TASK DESCRIPTION: Go over the data and work out how many lines include the word "Denmark". Give that number only.
··· INPUT DATA
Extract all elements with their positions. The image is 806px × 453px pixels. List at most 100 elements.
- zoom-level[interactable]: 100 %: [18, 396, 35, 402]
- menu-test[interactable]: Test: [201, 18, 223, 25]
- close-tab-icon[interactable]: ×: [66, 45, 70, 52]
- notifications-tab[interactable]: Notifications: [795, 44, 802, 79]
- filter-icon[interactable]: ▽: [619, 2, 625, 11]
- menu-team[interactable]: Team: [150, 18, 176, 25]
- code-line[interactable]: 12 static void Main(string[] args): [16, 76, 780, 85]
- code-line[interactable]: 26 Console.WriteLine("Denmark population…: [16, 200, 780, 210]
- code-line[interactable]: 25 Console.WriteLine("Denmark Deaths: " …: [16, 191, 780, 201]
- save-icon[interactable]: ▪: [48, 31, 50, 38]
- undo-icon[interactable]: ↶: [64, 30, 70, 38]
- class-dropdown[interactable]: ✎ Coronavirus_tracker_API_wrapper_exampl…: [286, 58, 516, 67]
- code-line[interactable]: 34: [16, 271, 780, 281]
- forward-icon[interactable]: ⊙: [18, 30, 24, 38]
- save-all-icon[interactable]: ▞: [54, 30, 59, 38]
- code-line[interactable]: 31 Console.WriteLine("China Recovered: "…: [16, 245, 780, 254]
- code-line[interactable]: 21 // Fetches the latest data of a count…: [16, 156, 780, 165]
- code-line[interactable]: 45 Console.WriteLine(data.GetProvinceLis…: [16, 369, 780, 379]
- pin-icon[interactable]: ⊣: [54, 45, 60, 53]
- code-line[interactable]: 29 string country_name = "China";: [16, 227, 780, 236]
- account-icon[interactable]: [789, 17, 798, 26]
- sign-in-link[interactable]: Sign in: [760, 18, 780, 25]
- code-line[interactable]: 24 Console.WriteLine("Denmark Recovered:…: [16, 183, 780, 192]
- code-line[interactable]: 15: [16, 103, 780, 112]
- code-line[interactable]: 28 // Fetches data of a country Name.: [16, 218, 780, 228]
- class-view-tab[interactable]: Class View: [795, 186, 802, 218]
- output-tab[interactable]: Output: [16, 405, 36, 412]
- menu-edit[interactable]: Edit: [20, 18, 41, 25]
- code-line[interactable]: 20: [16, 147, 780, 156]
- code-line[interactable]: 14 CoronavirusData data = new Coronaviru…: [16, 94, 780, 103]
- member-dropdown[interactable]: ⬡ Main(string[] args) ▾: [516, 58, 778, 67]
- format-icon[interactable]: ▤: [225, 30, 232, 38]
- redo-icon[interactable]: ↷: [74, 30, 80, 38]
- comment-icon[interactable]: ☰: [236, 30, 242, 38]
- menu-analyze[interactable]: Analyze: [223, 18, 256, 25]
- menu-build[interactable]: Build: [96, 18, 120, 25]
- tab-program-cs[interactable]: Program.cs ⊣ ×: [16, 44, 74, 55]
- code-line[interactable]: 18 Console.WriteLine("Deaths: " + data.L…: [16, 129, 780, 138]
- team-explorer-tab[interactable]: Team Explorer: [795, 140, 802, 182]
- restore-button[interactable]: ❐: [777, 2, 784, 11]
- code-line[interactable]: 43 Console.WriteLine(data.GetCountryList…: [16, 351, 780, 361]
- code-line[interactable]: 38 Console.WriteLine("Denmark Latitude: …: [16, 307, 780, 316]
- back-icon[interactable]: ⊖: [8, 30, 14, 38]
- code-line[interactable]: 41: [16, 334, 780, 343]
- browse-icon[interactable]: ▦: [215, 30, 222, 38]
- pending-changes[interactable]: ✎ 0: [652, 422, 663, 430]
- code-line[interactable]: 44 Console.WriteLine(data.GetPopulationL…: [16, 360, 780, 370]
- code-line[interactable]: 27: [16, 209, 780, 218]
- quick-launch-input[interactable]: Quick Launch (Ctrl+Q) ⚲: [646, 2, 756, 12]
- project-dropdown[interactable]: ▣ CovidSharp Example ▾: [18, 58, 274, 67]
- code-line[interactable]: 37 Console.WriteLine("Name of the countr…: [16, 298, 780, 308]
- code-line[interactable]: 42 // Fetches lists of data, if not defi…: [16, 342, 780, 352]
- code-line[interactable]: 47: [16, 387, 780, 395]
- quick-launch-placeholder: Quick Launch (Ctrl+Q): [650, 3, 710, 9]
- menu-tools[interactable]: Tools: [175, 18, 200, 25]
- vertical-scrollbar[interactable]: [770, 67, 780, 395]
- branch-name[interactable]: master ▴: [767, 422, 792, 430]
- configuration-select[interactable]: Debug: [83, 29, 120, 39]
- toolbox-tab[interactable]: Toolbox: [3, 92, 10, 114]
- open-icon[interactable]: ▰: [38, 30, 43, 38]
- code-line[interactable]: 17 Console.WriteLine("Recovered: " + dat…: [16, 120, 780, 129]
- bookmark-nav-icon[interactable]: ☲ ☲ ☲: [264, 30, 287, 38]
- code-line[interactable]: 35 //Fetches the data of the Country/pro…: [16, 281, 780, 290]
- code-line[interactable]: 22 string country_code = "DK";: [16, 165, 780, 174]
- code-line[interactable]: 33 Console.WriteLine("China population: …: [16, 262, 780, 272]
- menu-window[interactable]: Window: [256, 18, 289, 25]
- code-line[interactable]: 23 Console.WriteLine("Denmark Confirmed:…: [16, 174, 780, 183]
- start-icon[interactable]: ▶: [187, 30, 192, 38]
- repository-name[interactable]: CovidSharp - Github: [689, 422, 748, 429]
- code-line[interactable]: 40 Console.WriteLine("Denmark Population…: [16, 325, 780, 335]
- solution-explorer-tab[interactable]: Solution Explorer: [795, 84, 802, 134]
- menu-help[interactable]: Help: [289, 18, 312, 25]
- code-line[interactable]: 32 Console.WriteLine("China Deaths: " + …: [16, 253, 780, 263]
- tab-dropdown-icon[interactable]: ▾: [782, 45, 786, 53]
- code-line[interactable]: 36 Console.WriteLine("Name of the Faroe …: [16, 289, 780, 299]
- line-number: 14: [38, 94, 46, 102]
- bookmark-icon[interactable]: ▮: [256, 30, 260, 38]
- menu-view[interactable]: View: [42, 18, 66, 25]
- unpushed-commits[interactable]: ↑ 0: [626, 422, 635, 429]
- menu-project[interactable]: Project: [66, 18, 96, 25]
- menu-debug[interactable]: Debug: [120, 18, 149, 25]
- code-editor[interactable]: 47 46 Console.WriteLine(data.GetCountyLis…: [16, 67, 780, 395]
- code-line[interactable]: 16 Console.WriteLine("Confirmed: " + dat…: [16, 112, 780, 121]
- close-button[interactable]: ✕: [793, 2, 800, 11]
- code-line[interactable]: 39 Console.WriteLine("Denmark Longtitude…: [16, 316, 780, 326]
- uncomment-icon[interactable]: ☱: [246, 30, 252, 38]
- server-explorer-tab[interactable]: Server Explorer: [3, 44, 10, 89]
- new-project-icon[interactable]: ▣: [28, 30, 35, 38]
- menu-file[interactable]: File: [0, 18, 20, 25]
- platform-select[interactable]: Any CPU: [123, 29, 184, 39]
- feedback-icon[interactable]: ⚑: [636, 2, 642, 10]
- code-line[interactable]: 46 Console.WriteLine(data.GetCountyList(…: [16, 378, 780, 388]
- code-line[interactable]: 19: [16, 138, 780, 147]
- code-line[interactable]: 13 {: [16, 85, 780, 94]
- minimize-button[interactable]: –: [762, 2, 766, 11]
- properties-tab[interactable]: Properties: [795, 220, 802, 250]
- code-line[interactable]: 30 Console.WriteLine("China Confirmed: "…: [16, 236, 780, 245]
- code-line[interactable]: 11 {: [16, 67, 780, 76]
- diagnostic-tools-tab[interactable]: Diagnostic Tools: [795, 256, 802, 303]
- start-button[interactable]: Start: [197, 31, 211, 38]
······
RESPONSE BOX: 7